▶ **WRITTEN INSTRUCTION**
Find every line below that contains the word "between" and copy it out.
** start of DATASET EXCERPTS **
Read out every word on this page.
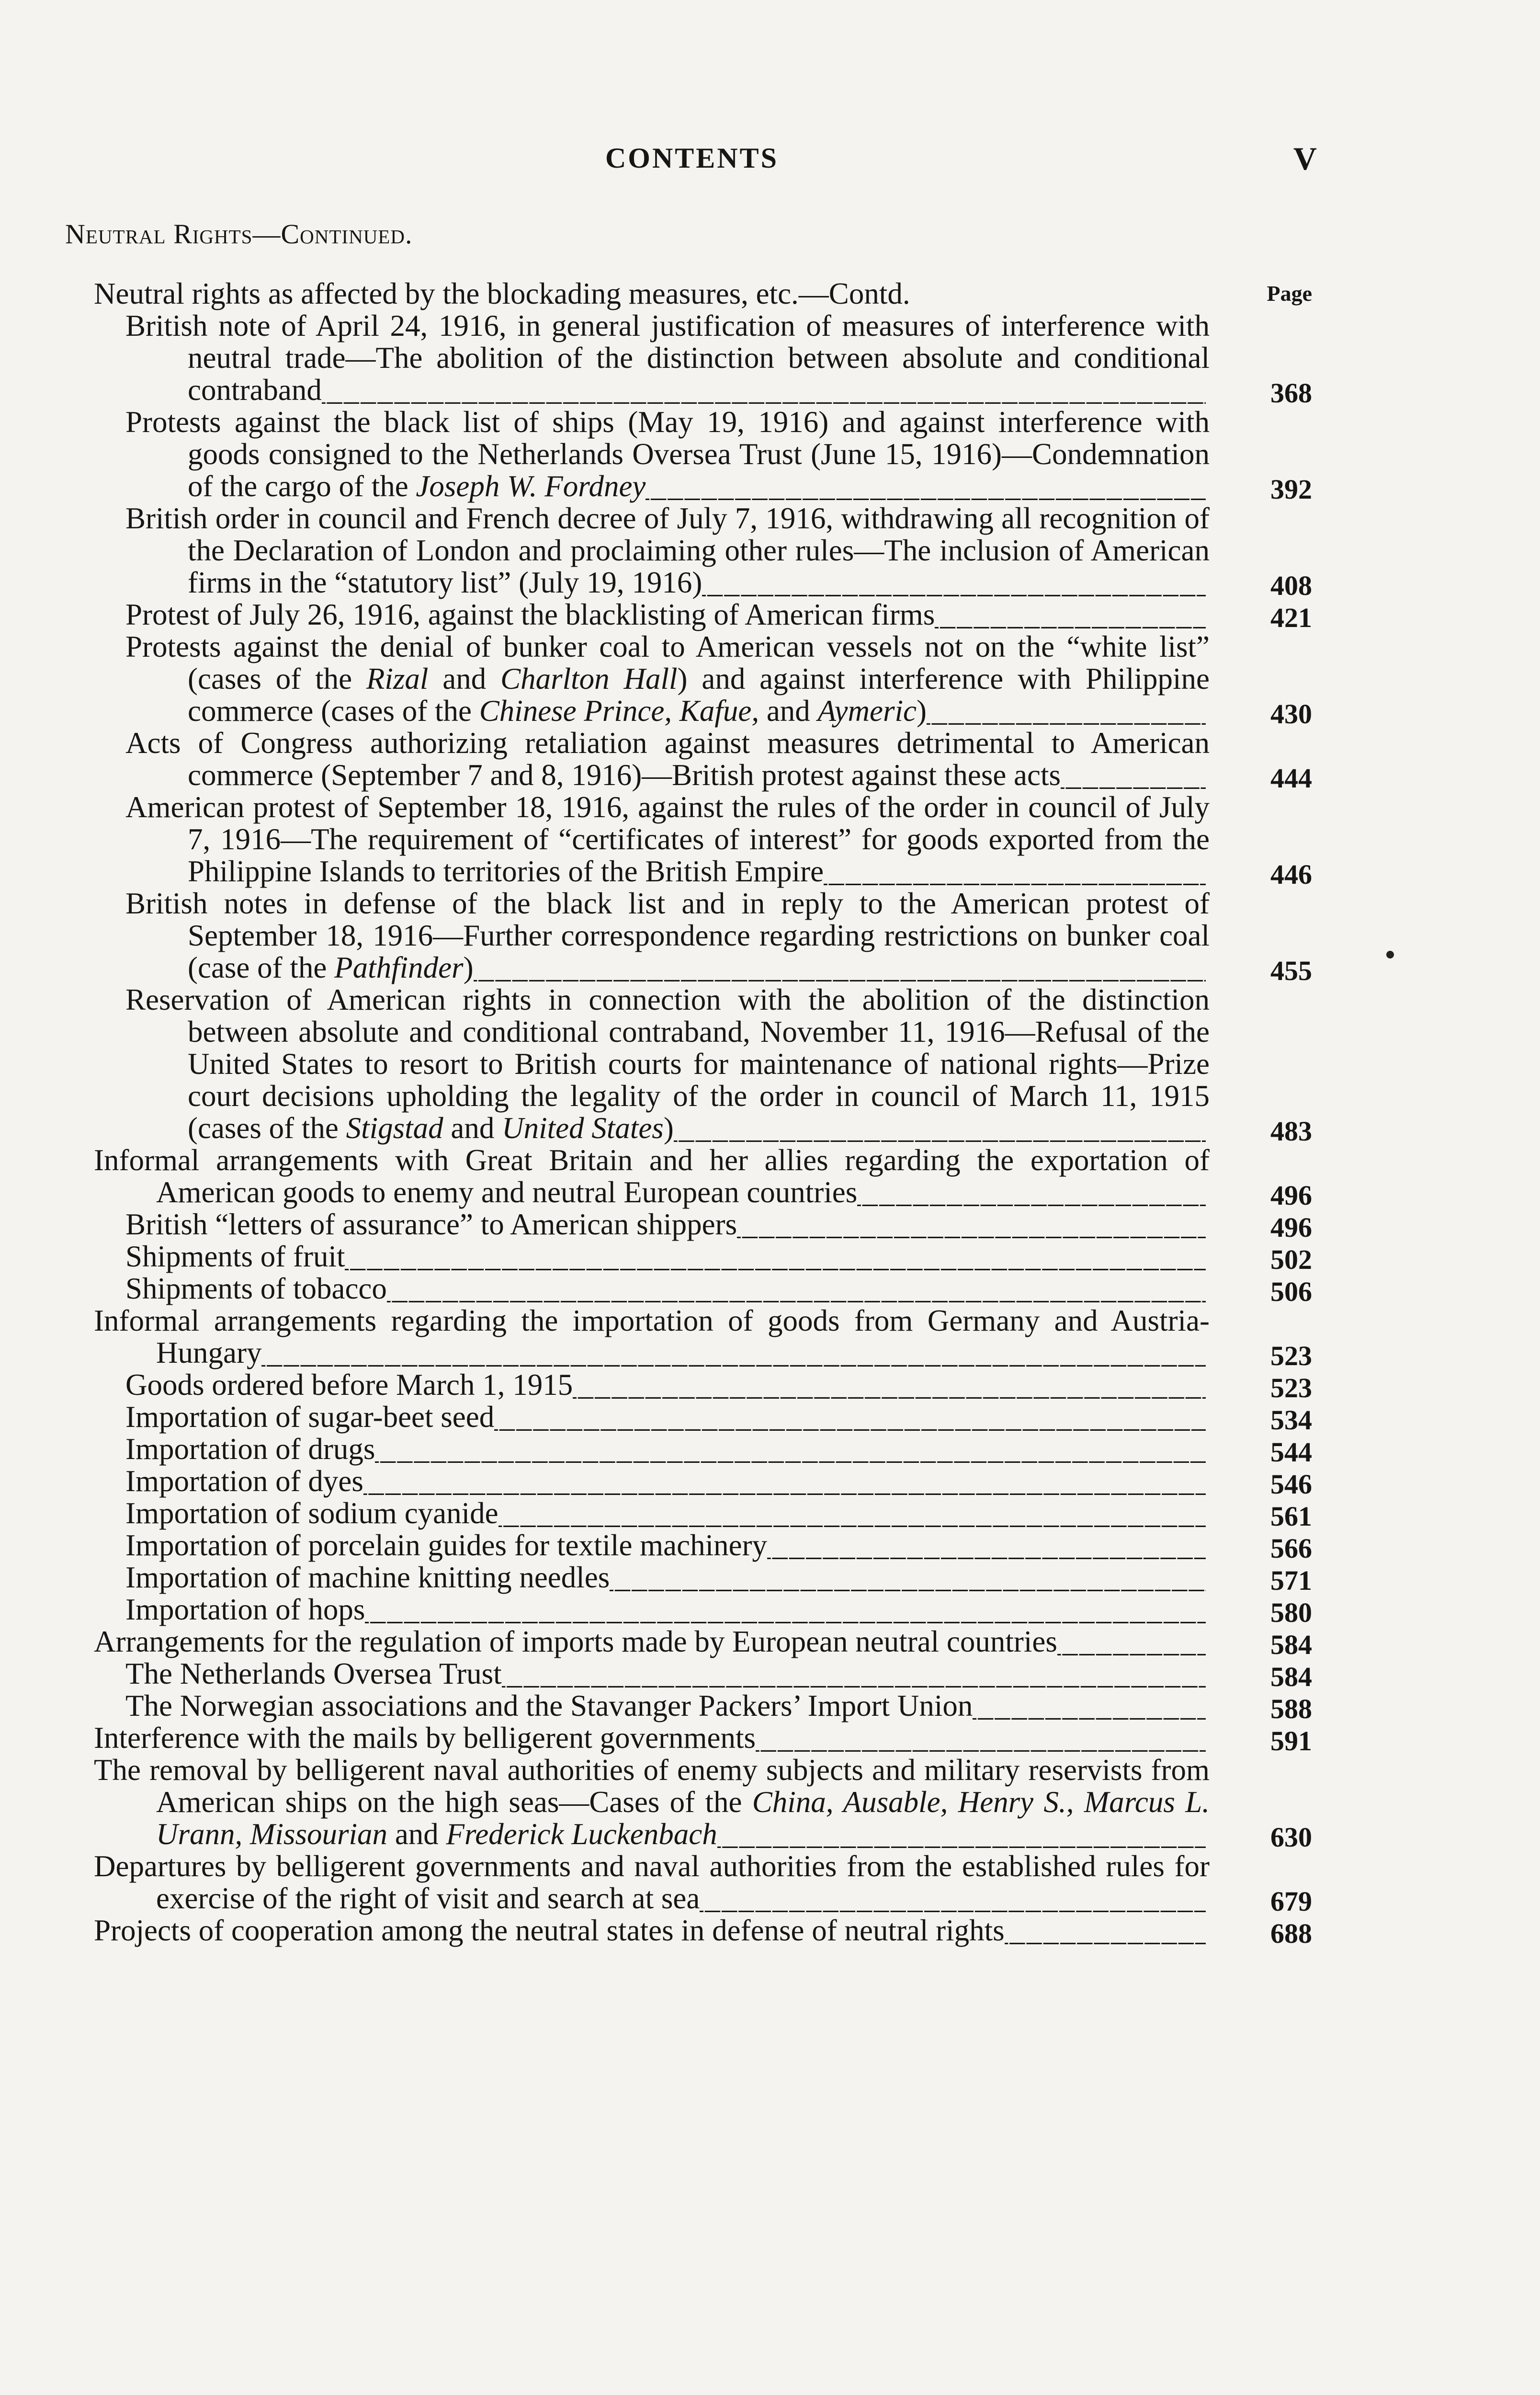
CONTENTS	V
Neutral Rights—Continued.
Page
Neutral rights as affected by the blockading measures, etc.—Contd.
368
British note of April 24, 1916, in general justification of measures of interference with neutral trade—The abolition of the distinction between absolute and conditional contraband_ _ _
392
Protests against the black list of ships (May 19, 1916) and against interference with goods consigned to the Netherlands Oversea Trust (June 15, 1916)—Condemnation of the cargo of the Joseph W. Fordney_ _ _
408
British order in council and French decree of July 7, 1916, withdrawing all recognition of the Declaration of London and proclaiming other rules—The inclusion of American firms in the “statutory list” (July 19, 1916)_ _ _
421
Protest of July 26, 1916, against the blacklisting of American firms_ _ _
430
Protests against the denial of bunker coal to American vessels not on the “white list” (cases of the Rizal and Charlton Hall) and against interference with Philippine commerce (cases of the Chinese Prince, Kafue, and Aymeric)_ _ _
444
Acts of Congress authorizing retaliation against measures detrimental to American commerce (September 7 and 8, 1916)—British protest against these acts_ _ _
446
American protest of September 18, 1916, against the rules of the order in council of July 7, 1916—The requirement of “certificates of interest” for goods exported from the Philippine Islands to territories of the British Empire_ _ _
455
British notes in defense of the black list and in reply to the American protest of September 18, 1916—Further correspondence regarding restrictions on bunker coal (case of the Pathfinder)_ _ _
483
Reservation of American rights in connection with the abolition of the distinction between absolute and conditional contraband, November 11, 1916—Refusal of the United States to resort to British courts for maintenance of national rights—Prize court decisions upholding the legality of the order in council of March 11, 1915 (cases of the Stigstad and United States)_ _ _
496
Informal arrangements with Great Britain and her allies regarding the exportation of American goods to enemy and neutral European countries_ _ _
496
British “letters of assurance” to American shippers_ _ _
502
Shipments of fruit_ _ _
506
Shipments of tobacco_ _ _
523
Informal arrangements regarding the importation of goods from Germany and Austria-Hungary_ _ _
523
Goods ordered before March 1, 1915_ _ _
534
Importation of sugar-beet seed_ _ _
544
Importation of drugs_ _ _
546
Importation of dyes_ _ _
561
Importation of sodium cyanide_ _ _
566
Importation of porcelain guides for textile machinery_ _ _
571
Importation of machine knitting needles_ _ _
580
Importation of hops_ _ _
584
Arrangements for the regulation of imports made by European neutral countries_ _ _
584
The Netherlands Oversea Trust_ _ _
588
The Norwegian associations and the Stavanger Packers’ Import Union_ _ _
591
Interference with the mails by belligerent governments_ _ _
630
The removal by belligerent naval authorities of enemy subjects and military reservists from American ships on the high seas—Cases of the China, Ausable, Henry S., Marcus L. Urann, Missourian and Frederick Luckenbach_ _ _
679
Departures by belligerent governments and naval authorities from the established rules for exercise of the right of visit and search at sea_ _ _
688
Projects of cooperation among the neutral states in defense of neutral rights_ _ _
** end of DATASET EXCERPTS **
▶ **TASK SOLUTION**
British note of April 24, 1916, in general justification of measures of interference with neutral trade—The abolition of the distinction between absolute and conditional contraband_ _ _
Reservation of American rights in connection with the abolition of the distinction between absolute and conditional contraband, November 11, 1916—Refusal of the United States to resort to British courts for maintenance of national rights—Prize court decisions upholding the legality of the order in council of March 11, 1915 (cases of the Stigstad and United States)_ _ _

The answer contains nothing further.